[Extracted data entries]
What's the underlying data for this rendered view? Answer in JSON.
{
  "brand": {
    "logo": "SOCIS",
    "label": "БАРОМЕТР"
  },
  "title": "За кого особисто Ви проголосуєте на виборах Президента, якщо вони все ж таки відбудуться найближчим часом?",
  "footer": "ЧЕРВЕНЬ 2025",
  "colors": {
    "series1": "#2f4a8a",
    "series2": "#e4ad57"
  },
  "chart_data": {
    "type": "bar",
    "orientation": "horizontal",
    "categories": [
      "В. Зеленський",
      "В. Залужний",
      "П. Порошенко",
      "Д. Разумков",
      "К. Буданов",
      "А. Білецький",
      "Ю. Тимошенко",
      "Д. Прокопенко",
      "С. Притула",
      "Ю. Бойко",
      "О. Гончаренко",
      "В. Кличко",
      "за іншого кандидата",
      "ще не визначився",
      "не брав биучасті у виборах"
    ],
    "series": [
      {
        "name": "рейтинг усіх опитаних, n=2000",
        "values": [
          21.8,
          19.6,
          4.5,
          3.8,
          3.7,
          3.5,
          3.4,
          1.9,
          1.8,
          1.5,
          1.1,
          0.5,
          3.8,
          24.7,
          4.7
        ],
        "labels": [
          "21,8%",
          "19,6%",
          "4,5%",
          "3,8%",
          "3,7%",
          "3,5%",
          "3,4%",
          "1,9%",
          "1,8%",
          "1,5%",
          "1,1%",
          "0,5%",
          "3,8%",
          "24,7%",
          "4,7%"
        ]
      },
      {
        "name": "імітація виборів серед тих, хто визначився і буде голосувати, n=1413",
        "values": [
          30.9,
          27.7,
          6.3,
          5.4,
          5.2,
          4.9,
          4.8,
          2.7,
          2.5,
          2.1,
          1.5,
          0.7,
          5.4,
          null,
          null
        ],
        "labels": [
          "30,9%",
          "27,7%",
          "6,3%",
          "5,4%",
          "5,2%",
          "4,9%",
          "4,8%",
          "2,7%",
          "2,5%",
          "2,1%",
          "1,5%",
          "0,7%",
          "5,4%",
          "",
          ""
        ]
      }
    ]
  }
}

> [Required task] All of the entries must be written out exactly as they stand.

> [Task answer]
What's the underlying data for this rendered view? Answer in JSON.
{
  "brand": {
    "logo": "SOCIS",
    "label": "БАРОМЕТР"
  },
  "title": "За кого особисто Ви проголосуєте на виборах Президента, якщо вони все ж таки відбудуться найближчим часом?",
  "footer": "ЧЕРВЕНЬ 2025",
  "colors": {
    "series1": "#2f4a8a",
    "series2": "#e4ad57"
  },
  "chart_data": {
    "type": "bar",
    "orientation": "horizontal",
    "categories": [
      "В. Зеленський",
      "В. Залужний",
      "П. Порошенко",
      "Д. Разумков",
      "К. Буданов",
      "А. Білецький",
      "Ю. Тимошенко",
      "Д. Прокопенко",
      "С. Притула",
      "Ю. Бойко",
      "О. Гончаренко",
      "В. Кличко",
      "за іншого кандидата",
      "ще не визначився",
      "не брав биучасті у виборах"
    ],
    "series": [
      {
        "name": "рейтинг усіх опитаних, n=2000",
        "values": [
          21.8,
          19.6,
          4.5,
          3.8,
          3.7,
          3.5,
          3.4,
          1.9,
          1.8,
          1.5,
          1.1,
          0.5,
          3.8,
          24.7,
          4.7
        ],
        "labels": [
          "21,8%",
          "19,6%",
          "4,5%",
          "3,8%",
          "3,7%",
          "3,5%",
          "3,4%",
          "1,9%",
          "1,8%",
          "1,5%",
          "1,1%",
          "0,5%",
          "3,8%",
          "24,7%",
          "4,7%"
        ]
      },
      {
        "name": "імітація виборів серед тих, хто визначився і буде голосувати, n=1413",
        "values": [
          30.9,
          27.7,
          6.3,
          5.4,
          5.2,
          4.9,
          4.8,
          2.7,
          2.5,
          2.1,
          1.5,
          0.7,
          5.4,
          null,
          null
        ],
        "labels": [
          "30,9%",
          "27,7%",
          "6,3%",
          "5,4%",
          "5,2%",
          "4,9%",
          "4,8%",
          "2,7%",
          "2,5%",
          "2,1%",
          "1,5%",
          "0,7%",
          "5,4%",
          "",
          ""
        ]
      }
    ]
  }
}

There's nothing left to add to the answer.